* **The request**
Below are some records; repeat them all exactly, minus the pictures.

* START *

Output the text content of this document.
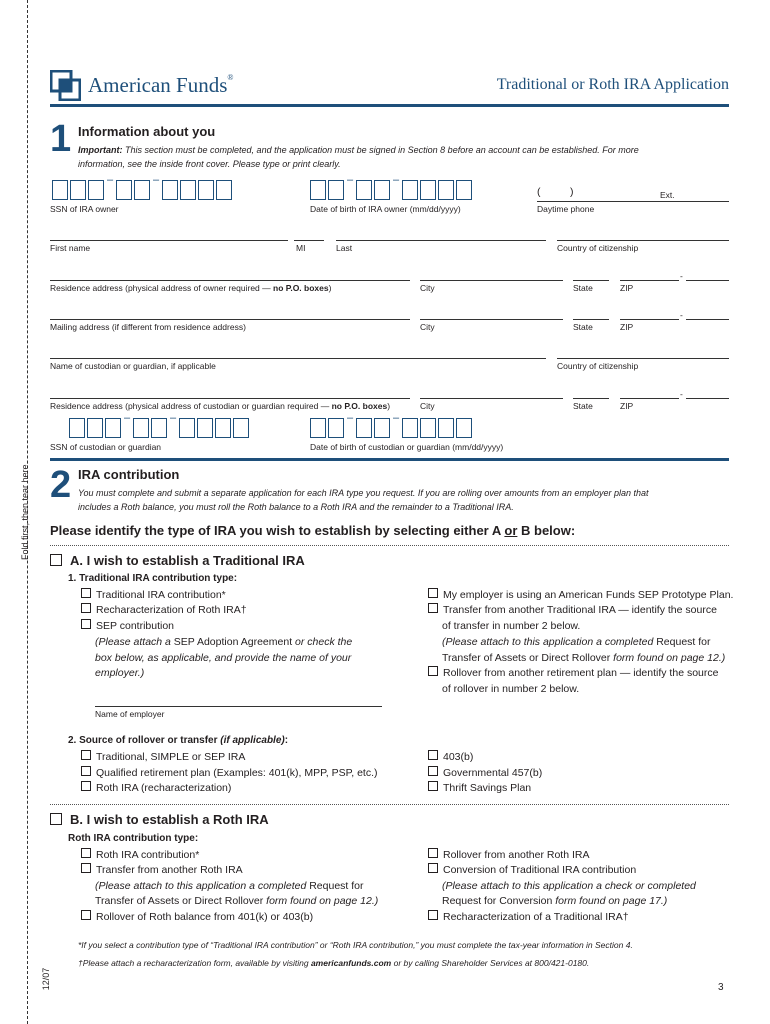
Fold first, then tear here.
12/07
American Funds®	Traditional or Roth IRA Application
1 Information about you
Important: This section must be completed, and the application must be signed in Section 8 before an account can be established. For more
information, see the inside front cover. Please type or print clearly.
–	–	–	–
(	)	Ext.
SSN of IRA owner	Date of birth of IRA owner (mm/dd/yyyy)	Daytime phone
First name	MI	Last	Country of citizenship
-
Residence address (physical address of owner required — no P.O. boxes)	City	State	ZIP
-
Mailing address (if different from residence address)	City	State	ZIP
Name of custodian or guardian, if applicable	Country of citizenship
-
Residence address (physical address of custodian or guardian required — no P.O. boxes)	City	State	ZIP
–	–	–	–
SSN of custodian or guardian	Date of birth of custodian or guardian (mm/dd/yyyy)
2 IRA contribution
You must complete and submit a separate application for each IRA type you request. If you are rolling over amounts from an employer plan that
includes a Roth balance, you must roll the Roth balance to a Roth IRA and the remainder to a Traditional IRA.
Please identify the type of IRA you wish to establish by selecting either A or B below:
A. I wish to establish a Traditional IRA
1. Traditional IRA contribution type:
Traditional IRA contribution*
Recharacterization of Roth IRA†
SEP contribution
(Please attach a SEP Adoption Agreement or check the
box below, as applicable, and provide the name of your
employer.)
My employer is using an American Funds SEP Prototype Plan.
Transfer from another Traditional IRA — identify the source
of transfer in number 2 below.
(Please attach to this application a completed Request for
Transfer of Assets or Direct Rollover form found on page 12.)
Rollover from another retirement plan — identify the source
of rollover in number 2 below.
Name of employer
2. Source of rollover or transfer (if applicable):
Traditional, SIMPLE or SEP IRA
Qualified retirement plan (Examples: 401(k), MPP, PSP, etc.)
Roth IRA (recharacterization)
403(b)
Governmental 457(b)
Thrift Savings Plan
B. I wish to establish a Roth IRA
Roth IRA contribution type:
Roth IRA contribution*
Transfer from another Roth IRA
(Please attach to this application a completed Request for
Transfer of Assets or Direct Rollover form found on page 12.)
Rollover of Roth balance from 401(k) or 403(b)
Rollover from another Roth IRA
Conversion of Traditional IRA contribution
(Please attach to this application a check or completed
Request for Conversion form found on page 17.)
Recharacterization of a Traditional IRA†
*If you select a contribution type of “Traditional IRA contribution” or “Roth IRA contribution,” you must complete the tax-year information in Section 4.
†Please attach a recharacterization form, available by visiting americanfunds.com or by calling Shareholder Services at 800/421-0180.
3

* END *

* **Task response**
Output the text content of this document.
Fold first, then tear here.
12/07
American Funds®	Traditional or Roth IRA Application
1 Information about you
Important: This section must be completed, and the application must be signed in Section 8 before an account can be established. For more
information, see the inside front cover. Please type or print clearly.
–	–	–	–
(	)	Ext.
SSN of IRA owner	Date of birth of IRA owner (mm/dd/yyyy)	Daytime phone
First name	MI	Last	Country of citizenship
-
Residence address (physical address of owner required — no P.O. boxes)	City	State	ZIP
-
Mailing address (if different from residence address)	City	State	ZIP
Name of custodian or guardian, if applicable	Country of citizenship
-
Residence address (physical address of custodian or guardian required — no P.O. boxes)	City	State	ZIP
–	–	–	–
SSN of custodian or guardian	Date of birth of custodian or guardian (mm/dd/yyyy)
2 IRA contribution
You must complete and submit a separate application for each IRA type you request. If you are rolling over amounts from an employer plan that
includes a Roth balance, you must roll the Roth balance to a Roth IRA and the remainder to a Traditional IRA.
Please identify the type of IRA you wish to establish by selecting either A or B below:
A. I wish to establish a Traditional IRA
1. Traditional IRA contribution type:
Traditional IRA contribution*
Recharacterization of Roth IRA†
SEP contribution
(Please attach a SEP Adoption Agreement or check the
box below, as applicable, and provide the name of your
employer.)
My employer is using an American Funds SEP Prototype Plan.
Transfer from another Traditional IRA — identify the source
of transfer in number 2 below.
(Please attach to this application a completed Request for
Transfer of Assets or Direct Rollover form found on page 12.)
Rollover from another retirement plan — identify the source
of rollover in number 2 below.
Name of employer
2. Source of rollover or transfer (if applicable):
Traditional, SIMPLE or SEP IRA
Qualified retirement plan (Examples: 401(k), MPP, PSP, etc.)
Roth IRA (recharacterization)
403(b)
Governmental 457(b)
Thrift Savings Plan
B. I wish to establish a Roth IRA
Roth IRA contribution type:
Roth IRA contribution*
Transfer from another Roth IRA
(Please attach to this application a completed Request for
Transfer of Assets or Direct Rollover form found on page 12.)
Rollover of Roth balance from 401(k) or 403(b)
Rollover from another Roth IRA
Conversion of Traditional IRA contribution
(Please attach to this application a check or completed
Request for Conversion form found on page 17.)
Recharacterization of a Traditional IRA†
*If you select a contribution type of “Traditional IRA contribution” or “Roth IRA contribution,” you must complete the tax-year information in Section 4.
†Please attach a recharacterization form, available by visiting americanfunds.com or by calling Shareholder Services at 800/421-0180.
3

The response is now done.